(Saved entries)
------------------------

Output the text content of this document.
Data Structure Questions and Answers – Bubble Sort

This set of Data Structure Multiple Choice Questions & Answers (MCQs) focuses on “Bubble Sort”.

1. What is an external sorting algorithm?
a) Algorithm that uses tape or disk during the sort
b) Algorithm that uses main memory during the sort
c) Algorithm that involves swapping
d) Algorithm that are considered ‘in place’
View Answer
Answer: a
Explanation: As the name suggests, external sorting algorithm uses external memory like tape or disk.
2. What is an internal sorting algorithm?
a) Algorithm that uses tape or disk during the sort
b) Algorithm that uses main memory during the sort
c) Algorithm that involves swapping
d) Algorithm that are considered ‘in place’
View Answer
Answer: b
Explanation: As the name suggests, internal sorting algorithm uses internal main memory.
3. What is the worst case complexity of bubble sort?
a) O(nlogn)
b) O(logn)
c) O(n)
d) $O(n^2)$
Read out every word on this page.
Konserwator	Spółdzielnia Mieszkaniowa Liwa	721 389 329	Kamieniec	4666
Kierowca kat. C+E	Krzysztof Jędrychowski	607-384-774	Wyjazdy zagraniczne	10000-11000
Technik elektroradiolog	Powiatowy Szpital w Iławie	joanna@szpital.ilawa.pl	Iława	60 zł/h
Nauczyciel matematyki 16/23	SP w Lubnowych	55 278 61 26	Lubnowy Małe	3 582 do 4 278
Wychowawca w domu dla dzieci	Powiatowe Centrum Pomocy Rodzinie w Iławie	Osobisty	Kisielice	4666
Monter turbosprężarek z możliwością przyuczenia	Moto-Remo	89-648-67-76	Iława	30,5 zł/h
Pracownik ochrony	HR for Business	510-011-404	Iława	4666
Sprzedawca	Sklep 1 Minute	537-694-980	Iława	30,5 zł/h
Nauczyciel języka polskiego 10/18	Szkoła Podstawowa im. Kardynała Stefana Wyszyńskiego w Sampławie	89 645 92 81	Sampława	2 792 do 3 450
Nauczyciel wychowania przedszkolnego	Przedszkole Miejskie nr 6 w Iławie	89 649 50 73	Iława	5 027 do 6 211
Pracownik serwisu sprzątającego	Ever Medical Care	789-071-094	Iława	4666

------------------------

**Exercise directions**
Every record above should be copied exactly.

**Correct output**
Output the text content of this document.
Data Structure Questions and Answers – Bubble Sort

This set of Data Structure Multiple Choice Questions & Answers (MCQs) focuses on “Bubble Sort”.

1. What is an external sorting algorithm?
a) Algorithm that uses tape or disk during the sort
b) Algorithm that uses main memory during the sort
c) Algorithm that involves swapping
d) Algorithm that are considered ‘in place’
View Answer
Answer: a
Explanation: As the name suggests, external sorting algorithm uses external memory like tape or disk.
2. What is an internal sorting algorithm?
a) Algorithm that uses tape or disk during the sort
b) Algorithm that uses main memory during the sort
c) Algorithm that involves swapping
d) Algorithm that are considered ‘in place’
View Answer
Answer: b
Explanation: As the name suggests, internal sorting algorithm uses internal main memory.
3. What is the worst case complexity of bubble sort?
a) O(nlogn)
b) O(logn)
c) O(n)
d) $O(n^2)$
Read out every word on this page.
Konserwator	Spółdzielnia Mieszkaniowa Liwa	721 389 329	Kamieniec	4666
Kierowca kat. C+E	Krzysztof Jędrychowski	607-384-774	Wyjazdy zagraniczne	10000-11000
Technik elektroradiolog	Powiatowy Szpital w Iławie	joanna@szpital.ilawa.pl	Iława	60 zł/h
Nauczyciel matematyki 16/23	SP w Lubnowych	55 278 61 26	Lubnowy Małe	3 582 do 4 278
Wychowawca w domu dla dzieci	Powiatowe Centrum Pomocy Rodzinie w Iławie	Osobisty	Kisielice	4666
Monter turbosprężarek z możliwością przyuczenia	Moto-Remo	89-648-67-76	Iława	30,5 zł/h
Pracownik ochrony	HR for Business	510-011-404	Iława	4666
Sprzedawca	Sklep 1 Minute	537-694-980	Iława	30,5 zł/h
Nauczyciel języka polskiego 10/18	Szkoła Podstawowa im. Kardynała Stefana Wyszyńskiego w Sampławie	89 645 92 81	Sampława	2 792 do 3 450
Nauczyciel wychowania przedszkolnego	Przedszkole Miejskie nr 6 w Iławie	89 649 50 73	Iława	5 027 do 6 211
Pracownik serwisu sprzątającego	Ever Medical Care	789-071-094	Iława	4666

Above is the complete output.